**Short exercise**
Extract all lines from the data beneath that include the word "photovoltaic".
## start Material supplied
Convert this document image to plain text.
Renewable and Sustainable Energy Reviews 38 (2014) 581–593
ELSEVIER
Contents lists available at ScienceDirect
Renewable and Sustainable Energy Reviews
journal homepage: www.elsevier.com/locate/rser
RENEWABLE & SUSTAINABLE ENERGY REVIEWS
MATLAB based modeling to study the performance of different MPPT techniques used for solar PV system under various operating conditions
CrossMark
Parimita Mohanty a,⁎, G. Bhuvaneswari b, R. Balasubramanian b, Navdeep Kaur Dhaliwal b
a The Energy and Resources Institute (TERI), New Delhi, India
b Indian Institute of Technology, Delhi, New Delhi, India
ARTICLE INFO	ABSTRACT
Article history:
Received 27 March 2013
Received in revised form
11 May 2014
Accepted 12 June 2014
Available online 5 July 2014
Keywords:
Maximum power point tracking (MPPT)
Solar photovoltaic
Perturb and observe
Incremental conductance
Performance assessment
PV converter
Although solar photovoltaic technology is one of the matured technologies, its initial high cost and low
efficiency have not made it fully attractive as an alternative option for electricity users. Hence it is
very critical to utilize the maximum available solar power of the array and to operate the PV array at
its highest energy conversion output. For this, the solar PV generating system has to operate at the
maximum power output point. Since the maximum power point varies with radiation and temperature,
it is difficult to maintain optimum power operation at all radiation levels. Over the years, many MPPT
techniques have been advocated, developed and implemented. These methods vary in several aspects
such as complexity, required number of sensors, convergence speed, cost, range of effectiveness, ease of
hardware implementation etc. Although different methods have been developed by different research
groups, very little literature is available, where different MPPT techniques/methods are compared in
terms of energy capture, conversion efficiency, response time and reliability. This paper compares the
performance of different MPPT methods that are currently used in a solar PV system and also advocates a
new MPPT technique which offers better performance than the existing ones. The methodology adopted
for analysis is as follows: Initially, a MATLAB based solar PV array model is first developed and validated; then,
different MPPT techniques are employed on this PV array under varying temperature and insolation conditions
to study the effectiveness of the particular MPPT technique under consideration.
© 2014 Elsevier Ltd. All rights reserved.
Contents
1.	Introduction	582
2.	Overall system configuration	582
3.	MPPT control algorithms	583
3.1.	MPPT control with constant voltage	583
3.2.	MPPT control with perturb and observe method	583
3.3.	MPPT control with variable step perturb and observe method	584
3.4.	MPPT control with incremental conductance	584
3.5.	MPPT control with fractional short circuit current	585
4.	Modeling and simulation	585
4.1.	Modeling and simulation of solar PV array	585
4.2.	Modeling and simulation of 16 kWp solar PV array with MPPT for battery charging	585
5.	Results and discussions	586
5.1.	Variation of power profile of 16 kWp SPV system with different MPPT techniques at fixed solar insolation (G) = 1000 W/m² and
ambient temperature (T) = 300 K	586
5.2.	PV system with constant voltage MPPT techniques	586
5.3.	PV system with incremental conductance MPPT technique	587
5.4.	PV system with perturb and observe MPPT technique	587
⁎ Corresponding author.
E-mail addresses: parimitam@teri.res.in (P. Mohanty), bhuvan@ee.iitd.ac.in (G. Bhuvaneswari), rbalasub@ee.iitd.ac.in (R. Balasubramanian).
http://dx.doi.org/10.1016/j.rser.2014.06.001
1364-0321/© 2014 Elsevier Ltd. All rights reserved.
## end Material supplied
## start Material supplied
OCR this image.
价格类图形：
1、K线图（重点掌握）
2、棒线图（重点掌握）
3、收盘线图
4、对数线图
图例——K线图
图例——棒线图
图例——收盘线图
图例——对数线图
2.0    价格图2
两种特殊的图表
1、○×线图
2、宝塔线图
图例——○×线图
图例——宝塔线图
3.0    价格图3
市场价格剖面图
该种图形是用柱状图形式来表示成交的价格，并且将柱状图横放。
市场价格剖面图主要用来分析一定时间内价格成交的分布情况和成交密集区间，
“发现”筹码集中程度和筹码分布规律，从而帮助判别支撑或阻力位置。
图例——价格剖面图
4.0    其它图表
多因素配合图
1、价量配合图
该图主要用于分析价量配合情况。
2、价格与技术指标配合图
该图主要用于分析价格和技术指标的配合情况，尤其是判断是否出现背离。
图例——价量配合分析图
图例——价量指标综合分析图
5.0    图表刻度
## end Material supplied
## start Material supplied
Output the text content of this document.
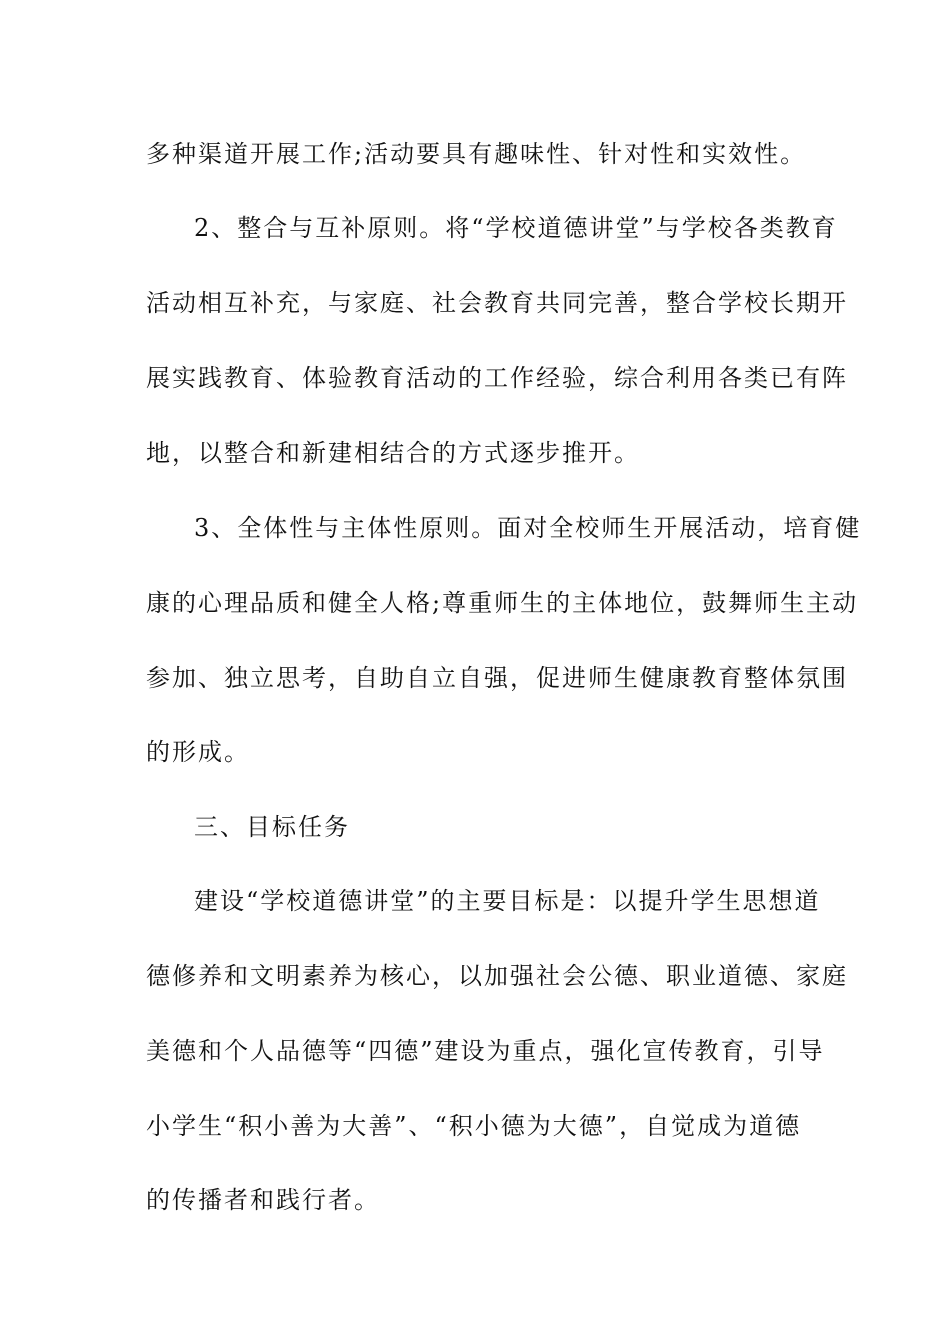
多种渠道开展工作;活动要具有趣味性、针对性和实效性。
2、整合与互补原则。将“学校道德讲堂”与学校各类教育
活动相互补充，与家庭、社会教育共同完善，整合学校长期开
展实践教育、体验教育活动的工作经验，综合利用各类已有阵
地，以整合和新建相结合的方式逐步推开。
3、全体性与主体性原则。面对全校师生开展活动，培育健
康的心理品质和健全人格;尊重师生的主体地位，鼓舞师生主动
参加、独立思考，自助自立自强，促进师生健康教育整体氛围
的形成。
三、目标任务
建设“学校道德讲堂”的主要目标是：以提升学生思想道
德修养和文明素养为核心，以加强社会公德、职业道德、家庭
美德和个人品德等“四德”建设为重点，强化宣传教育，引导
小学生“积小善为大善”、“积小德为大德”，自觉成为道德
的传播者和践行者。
## end Material supplied
**Correct output**
Solar photovoltaic
Although solar photovoltaic technology is one of the matured technologies, its initial high cost and low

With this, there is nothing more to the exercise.